__WRITTEN INSTRUCTION__. Copy every line of the listing exactly.

__Records from a data collection__.

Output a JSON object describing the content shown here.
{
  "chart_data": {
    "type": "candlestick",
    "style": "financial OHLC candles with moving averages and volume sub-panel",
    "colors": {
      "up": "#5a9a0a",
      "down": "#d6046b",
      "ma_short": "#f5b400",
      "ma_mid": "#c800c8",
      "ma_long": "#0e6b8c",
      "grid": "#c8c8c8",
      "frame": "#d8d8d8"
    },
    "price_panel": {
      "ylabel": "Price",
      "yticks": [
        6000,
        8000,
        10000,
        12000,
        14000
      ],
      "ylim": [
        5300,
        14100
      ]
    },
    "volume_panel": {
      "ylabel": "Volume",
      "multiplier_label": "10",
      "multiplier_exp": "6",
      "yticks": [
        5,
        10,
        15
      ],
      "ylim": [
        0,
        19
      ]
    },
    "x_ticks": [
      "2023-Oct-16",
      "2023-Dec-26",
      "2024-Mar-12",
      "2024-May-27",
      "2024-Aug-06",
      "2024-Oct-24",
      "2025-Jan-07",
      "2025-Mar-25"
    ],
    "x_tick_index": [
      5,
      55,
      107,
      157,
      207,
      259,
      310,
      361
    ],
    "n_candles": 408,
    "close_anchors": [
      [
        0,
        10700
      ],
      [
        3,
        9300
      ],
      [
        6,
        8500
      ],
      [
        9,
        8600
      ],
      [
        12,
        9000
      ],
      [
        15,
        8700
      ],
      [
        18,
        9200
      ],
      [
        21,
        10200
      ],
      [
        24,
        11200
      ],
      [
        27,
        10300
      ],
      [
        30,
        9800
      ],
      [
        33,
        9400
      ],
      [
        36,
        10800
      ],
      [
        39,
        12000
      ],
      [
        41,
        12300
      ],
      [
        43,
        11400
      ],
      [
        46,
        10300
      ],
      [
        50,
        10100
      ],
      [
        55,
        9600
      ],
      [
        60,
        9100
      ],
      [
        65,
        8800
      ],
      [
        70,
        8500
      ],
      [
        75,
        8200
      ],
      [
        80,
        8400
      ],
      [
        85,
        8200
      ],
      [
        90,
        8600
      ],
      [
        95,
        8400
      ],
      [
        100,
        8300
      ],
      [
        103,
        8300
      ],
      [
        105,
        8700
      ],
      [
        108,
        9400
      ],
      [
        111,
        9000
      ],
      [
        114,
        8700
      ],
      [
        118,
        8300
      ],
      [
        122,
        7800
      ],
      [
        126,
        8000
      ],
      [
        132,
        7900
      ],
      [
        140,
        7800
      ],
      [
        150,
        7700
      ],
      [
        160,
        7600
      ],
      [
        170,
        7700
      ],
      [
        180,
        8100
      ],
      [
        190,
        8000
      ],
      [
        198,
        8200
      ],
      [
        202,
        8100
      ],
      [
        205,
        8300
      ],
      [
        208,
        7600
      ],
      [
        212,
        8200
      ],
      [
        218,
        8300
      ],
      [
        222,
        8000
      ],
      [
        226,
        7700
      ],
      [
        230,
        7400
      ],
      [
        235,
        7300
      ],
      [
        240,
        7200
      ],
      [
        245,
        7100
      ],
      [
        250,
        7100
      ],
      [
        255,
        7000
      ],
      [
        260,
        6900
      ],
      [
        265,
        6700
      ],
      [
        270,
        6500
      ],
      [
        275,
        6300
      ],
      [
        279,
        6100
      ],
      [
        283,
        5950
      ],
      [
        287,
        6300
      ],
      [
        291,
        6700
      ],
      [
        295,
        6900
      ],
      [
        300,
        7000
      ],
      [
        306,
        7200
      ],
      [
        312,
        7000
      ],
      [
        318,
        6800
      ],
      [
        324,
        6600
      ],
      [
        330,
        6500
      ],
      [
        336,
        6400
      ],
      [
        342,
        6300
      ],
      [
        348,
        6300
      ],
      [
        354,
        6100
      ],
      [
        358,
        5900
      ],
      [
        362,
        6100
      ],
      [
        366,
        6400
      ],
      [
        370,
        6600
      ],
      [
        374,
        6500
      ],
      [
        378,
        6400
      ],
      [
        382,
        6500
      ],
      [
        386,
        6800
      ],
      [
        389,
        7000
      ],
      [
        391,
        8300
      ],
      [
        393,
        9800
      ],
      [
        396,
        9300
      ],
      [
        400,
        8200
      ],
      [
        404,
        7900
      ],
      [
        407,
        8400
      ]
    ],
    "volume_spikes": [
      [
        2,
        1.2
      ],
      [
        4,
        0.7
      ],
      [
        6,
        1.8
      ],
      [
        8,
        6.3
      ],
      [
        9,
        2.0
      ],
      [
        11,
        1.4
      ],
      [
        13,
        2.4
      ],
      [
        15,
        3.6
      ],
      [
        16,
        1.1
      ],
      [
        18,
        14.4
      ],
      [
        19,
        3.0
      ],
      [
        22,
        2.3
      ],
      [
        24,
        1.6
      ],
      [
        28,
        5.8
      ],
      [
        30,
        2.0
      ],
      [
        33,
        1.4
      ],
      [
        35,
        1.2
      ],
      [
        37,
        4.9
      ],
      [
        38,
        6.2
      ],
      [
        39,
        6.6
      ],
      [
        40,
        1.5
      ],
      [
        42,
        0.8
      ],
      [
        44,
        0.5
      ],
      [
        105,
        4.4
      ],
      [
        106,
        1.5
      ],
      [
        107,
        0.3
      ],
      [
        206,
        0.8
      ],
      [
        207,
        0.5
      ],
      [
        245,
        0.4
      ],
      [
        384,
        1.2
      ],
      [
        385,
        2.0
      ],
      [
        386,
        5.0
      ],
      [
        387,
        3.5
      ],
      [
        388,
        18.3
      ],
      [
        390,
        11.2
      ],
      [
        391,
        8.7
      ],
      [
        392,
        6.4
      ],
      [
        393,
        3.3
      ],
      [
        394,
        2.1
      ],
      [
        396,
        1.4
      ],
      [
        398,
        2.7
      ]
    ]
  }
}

__FULL OUTPUT__.
Output a JSON object describing the content shown here.
{
  "chart_data": {
    "type": "candlestick",
    "style": "financial OHLC candles with moving averages and volume sub-panel",
    "colors": {
      "up": "#5a9a0a",
      "down": "#d6046b",
      "ma_short": "#f5b400",
      "ma_mid": "#c800c8",
      "ma_long": "#0e6b8c",
      "grid": "#c8c8c8",
      "frame": "#d8d8d8"
    },
    "price_panel": {
      "ylabel": "Price",
      "yticks": [
        6000,
        8000,
        10000,
        12000,
        14000
      ],
      "ylim": [
        5300,
        14100
      ]
    },
    "volume_panel": {
      "ylabel": "Volume",
      "multiplier_label": "10",
      "multiplier_exp": "6",
      "yticks": [
        5,
        10,
        15
      ],
      "ylim": [
        0,
        19
      ]
    },
    "x_ticks": [
      "2023-Oct-16",
      "2023-Dec-26",
      "2024-Mar-12",
      "2024-May-27",
      "2024-Aug-06",
      "2024-Oct-24",
      "2025-Jan-07",
      "2025-Mar-25"
    ],
    "x_tick_index": [
      5,
      55,
      107,
      157,
      207,
      259,
      310,
      361
    ],
    "n_candles": 408,
    "close_anchors": [
      [
        0,
        10700
      ],
      [
        3,
        9300
      ],
      [
        6,
        8500
      ],
      [
        9,
        8600
      ],
      [
        12,
        9000
      ],
      [
        15,
        8700
      ],
      [
        18,
        9200
      ],
      [
        21,
        10200
      ],
      [
        24,
        11200
      ],
      [
        27,
        10300
      ],
      [
        30,
        9800
      ],
      [
        33,
        9400
      ],
      [
        36,
        10800
      ],
      [
        39,
        12000
      ],
      [
        41,
        12300
      ],
      [
        43,
        11400
      ],
      [
        46,
        10300
      ],
      [
        50,
        10100
      ],
      [
        55,
        9600
      ],
      [
        60,
        9100
      ],
      [
        65,
        8800
      ],
      [
        70,
        8500
      ],
      [
        75,
        8200
      ],
      [
        80,
        8400
      ],
      [
        85,
        8200
      ],
      [
        90,
        8600
      ],
      [
        95,
        8400
      ],
      [
        100,
        8300
      ],
      [
        103,
        8300
      ],
      [
        105,
        8700
      ],
      [
        108,
        9400
      ],
      [
        111,
        9000
      ],
      [
        114,
        8700
      ],
      [
        118,
        8300
      ],
      [
        122,
        7800
      ],
      [
        126,
        8000
      ],
      [
        132,
        7900
      ],
      [
        140,
        7800
      ],
      [
        150,
        7700
      ],
      [
        160,
        7600
      ],
      [
        170,
        7700
      ],
      [
        180,
        8100
      ],
      [
        190,
        8000
      ],
      [
        198,
        8200
      ],
      [
        202,
        8100
      ],
      [
        205,
        8300
      ],
      [
        208,
        7600
      ],
      [
        212,
        8200
      ],
      [
        218,
        8300
      ],
      [
        222,
        8000
      ],
      [
        226,
        7700
      ],
      [
        230,
        7400
      ],
      [
        235,
        7300
      ],
      [
        240,
        7200
      ],
      [
        245,
        7100
      ],
      [
        250,
        7100
      ],
      [
        255,
        7000
      ],
      [
        260,
        6900
      ],
      [
        265,
        6700
      ],
      [
        270,
        6500
      ],
      [
        275,
        6300
      ],
      [
        279,
        6100
      ],
      [
        283,
        5950
      ],
      [
        287,
        6300
      ],
      [
        291,
        6700
      ],
      [
        295,
        6900
      ],
      [
        300,
        7000
      ],
      [
        306,
        7200
      ],
      [
        312,
        7000
      ],
      [
        318,
        6800
      ],
      [
        324,
        6600
      ],
      [
        330,
        6500
      ],
      [
        336,
        6400
      ],
      [
        342,
        6300
      ],
      [
        348,
        6300
      ],
      [
        354,
        6100
      ],
      [
        358,
        5900
      ],
      [
        362,
        6100
      ],
      [
        366,
        6400
      ],
      [
        370,
        6600
      ],
      [
        374,
        6500
      ],
      [
        378,
        6400
      ],
      [
        382,
        6500
      ],
      [
        386,
        6800
      ],
      [
        389,
        7000
      ],
      [
        391,
        8300
      ],
      [
        393,
        9800
      ],
      [
        396,
        9300
      ],
      [
        400,
        8200
      ],
      [
        404,
        7900
      ],
      [
        407,
        8400
      ]
    ],
    "volume_spikes": [
      [
        2,
        1.2
      ],
      [
        4,
        0.7
      ],
      [
        6,
        1.8
      ],
      [
        8,
        6.3
      ],
      [
        9,
        2.0
      ],
      [
        11,
        1.4
      ],
      [
        13,
        2.4
      ],
      [
        15,
        3.6
      ],
      [
        16,
        1.1
      ],
      [
        18,
        14.4
      ],
      [
        19,
        3.0
      ],
      [
        22,
        2.3
      ],
      [
        24,
        1.6
      ],
      [
        28,
        5.8
      ],
      [
        30,
        2.0
      ],
      [
        33,
        1.4
      ],
      [
        35,
        1.2
      ],
      [
        37,
        4.9
      ],
      [
        38,
        6.2
      ],
      [
        39,
        6.6
      ],
      [
        40,
        1.5
      ],
      [
        42,
        0.8
      ],
      [
        44,
        0.5
      ],
      [
        105,
        4.4
      ],
      [
        106,
        1.5
      ],
      [
        107,
        0.3
      ],
      [
        206,
        0.8
      ],
      [
        207,
        0.5
      ],
      [
        245,
        0.4
      ],
      [
        384,
        1.2
      ],
      [
        385,
        2.0
      ],
      [
        386,
        5.0
      ],
      [
        387,
        3.5
      ],
      [
        388,
        18.3
      ],
      [
        390,
        11.2
      ],
      [
        391,
        8.7
      ],
      [
        392,
        6.4
      ],
      [
        393,
        3.3
      ],
      [
        394,
        2.1
      ],
      [
        396,
        1.4
      ],
      [
        398,
        2.7
      ]
    ]
  }
}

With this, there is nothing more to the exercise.